SELECTED TEXT:

How AI Is Improving Data Management

Artificial intelligence is quietly improving the management of data, including its quality, accessibility, and security.

Thomas H. Davenport and Thomas C. Redman

December 20, 2022

MIT SLOAN

Management Review

Data management is crucial for creating an environment where data can be useful across the entire organization. Effective data management minimizes the problems that stem from bad data, such as added friction, poor predictions, and even simple inaccessibility, ideally before they occur.

Managing data, though, is a labor-intensive activity: It involves cleaning, extracting, integrating, cataloging, labeling, and organizing data, and defining and performing the many data-related tasks that often lead to frustration among both data scientists and employees without “data” in their titles.

Artificial intelligence has been applied successfully in thousands of ways, but one of the less visible and less dramatic ones is in improving data management. There are five common data management areas where we see AI playing important roles:

Classification: Broadly encompasses obtaining, extracting, and structuring data from documents, photos, handwriting, and other media.
Cataloging: Helping to locate data.
Quality: Reducing errors in the data.
Security: Keeping data safe from bad actors and making sure it’s used in accordance with relevant laws, policies, and customs.
Data integration: Helping to build “master lists” of data, including by merging lists.

Below, we discuss each of these areas in turn. We also describe the vendor landscape and the ways that humans are essential to data management.

GIVEN REQUEST A:
In the article on AI and data management, which of the five data management areas is described as reducing errors in the data?

DATASET ENTRIES:
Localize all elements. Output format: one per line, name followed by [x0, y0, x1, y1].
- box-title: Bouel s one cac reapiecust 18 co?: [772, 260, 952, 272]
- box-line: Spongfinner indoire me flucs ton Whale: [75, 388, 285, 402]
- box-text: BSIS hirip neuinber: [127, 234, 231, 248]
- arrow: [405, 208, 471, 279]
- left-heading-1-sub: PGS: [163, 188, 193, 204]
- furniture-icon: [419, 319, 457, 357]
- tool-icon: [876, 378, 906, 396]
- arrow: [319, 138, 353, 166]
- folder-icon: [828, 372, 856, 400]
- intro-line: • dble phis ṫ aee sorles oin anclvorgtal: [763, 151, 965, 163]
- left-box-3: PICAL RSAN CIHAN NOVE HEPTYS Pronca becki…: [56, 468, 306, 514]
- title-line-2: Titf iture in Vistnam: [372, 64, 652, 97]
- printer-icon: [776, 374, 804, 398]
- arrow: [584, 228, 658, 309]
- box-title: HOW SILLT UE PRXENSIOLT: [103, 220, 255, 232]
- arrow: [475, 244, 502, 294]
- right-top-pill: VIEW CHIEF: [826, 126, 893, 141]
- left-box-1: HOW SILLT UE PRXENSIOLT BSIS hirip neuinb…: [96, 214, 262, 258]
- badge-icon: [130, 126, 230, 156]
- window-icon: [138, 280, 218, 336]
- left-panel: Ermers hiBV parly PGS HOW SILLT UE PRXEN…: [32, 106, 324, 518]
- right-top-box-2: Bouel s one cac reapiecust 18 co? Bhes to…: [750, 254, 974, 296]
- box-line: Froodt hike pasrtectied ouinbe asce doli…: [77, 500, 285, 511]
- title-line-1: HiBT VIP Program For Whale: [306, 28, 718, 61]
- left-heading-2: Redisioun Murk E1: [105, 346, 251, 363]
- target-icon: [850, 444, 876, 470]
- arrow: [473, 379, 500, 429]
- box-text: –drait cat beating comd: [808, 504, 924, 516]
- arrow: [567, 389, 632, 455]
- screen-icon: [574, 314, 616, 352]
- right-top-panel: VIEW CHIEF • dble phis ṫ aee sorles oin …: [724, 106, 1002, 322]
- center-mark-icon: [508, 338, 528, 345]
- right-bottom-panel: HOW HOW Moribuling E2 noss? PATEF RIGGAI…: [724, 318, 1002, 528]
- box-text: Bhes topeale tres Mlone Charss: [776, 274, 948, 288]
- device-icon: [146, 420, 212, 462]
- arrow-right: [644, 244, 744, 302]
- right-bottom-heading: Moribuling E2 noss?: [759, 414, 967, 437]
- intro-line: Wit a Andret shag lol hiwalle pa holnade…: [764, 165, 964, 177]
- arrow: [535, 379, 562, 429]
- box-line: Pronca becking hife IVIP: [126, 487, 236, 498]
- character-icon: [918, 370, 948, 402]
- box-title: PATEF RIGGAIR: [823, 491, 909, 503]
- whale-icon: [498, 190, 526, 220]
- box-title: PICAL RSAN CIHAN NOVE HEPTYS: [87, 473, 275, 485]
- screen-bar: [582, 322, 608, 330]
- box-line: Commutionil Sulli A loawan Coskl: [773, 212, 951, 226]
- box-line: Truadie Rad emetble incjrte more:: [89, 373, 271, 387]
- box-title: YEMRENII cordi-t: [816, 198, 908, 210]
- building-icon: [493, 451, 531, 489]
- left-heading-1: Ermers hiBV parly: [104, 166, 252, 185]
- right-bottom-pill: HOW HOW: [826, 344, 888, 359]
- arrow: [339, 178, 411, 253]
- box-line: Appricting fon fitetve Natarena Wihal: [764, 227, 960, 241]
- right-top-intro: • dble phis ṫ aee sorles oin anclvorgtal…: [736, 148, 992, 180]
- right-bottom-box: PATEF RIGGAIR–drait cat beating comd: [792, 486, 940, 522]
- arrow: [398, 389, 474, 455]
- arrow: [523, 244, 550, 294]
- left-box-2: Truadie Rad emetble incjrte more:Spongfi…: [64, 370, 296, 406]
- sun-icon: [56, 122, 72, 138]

GIVEN REQUEST B:
Reproduce verbatim the lines of the entries, starting at the first line of the entries and ending at the line that contains "- center-mark-icon: [508, 338, 528, 345]", with both of those lines included.

FINAL RESULT A:
Quality

FINAL RESULT B:
Localize all elements. Output format: one per line, name followed by [x0, y0, x1, y1].
- box-title: Bouel s one cac reapiecust 18 co?: [772, 260, 952, 272]
- box-line: Spongfinner indoire me flucs ton Whale: [75, 388, 285, 402]
- box-text: BSIS hirip neuinber: [127, 234, 231, 248]
- arrow: [405, 208, 471, 279]
- left-heading-1-sub: PGS: [163, 188, 193, 204]
- furniture-icon: [419, 319, 457, 357]
- tool-icon: [876, 378, 906, 396]
- arrow: [319, 138, 353, 166]
- folder-icon: [828, 372, 856, 400]
- intro-line: • dble phis ṫ aee sorles oin anclvorgtal: [763, 151, 965, 163]
- left-box-3: PICAL RSAN CIHAN NOVE HEPTYS Pronca becki…: [56, 468, 306, 514]
- title-line-2: Titf iture in Vistnam: [372, 64, 652, 97]
- printer-icon: [776, 374, 804, 398]
- arrow: [584, 228, 658, 309]
- box-title: HOW SILLT UE PRXENSIOLT: [103, 220, 255, 232]
- arrow: [475, 244, 502, 294]
- right-top-pill: VIEW CHIEF: [826, 126, 893, 141]
- left-box-1: HOW SILLT UE PRXENSIOLT BSIS hirip neuinb…: [96, 214, 262, 258]
- badge-icon: [130, 126, 230, 156]
- window-icon: [138, 280, 218, 336]
- left-panel: Ermers hiBV parly PGS HOW SILLT UE PRXEN…: [32, 106, 324, 518]
- right-top-box-2: Bouel s one cac reapiecust 18 co? Bhes to…: [750, 254, 974, 296]
- box-line: Froodt hike pasrtectied ouinbe asce doli…: [77, 500, 285, 511]
- title-line-1: HiBT VIP Program For Whale: [306, 28, 718, 61]
- left-heading-2: Redisioun Murk E1: [105, 346, 251, 363]
- target-icon: [850, 444, 876, 470]
- arrow: [473, 379, 500, 429]
- box-text: –drait cat beating comd: [808, 504, 924, 516]
- arrow: [567, 389, 632, 455]
- screen-icon: [574, 314, 616, 352]
- right-top-panel: VIEW CHIEF • dble phis ṫ aee sorles oin …: [724, 106, 1002, 322]
- center-mark-icon: [508, 338, 528, 345]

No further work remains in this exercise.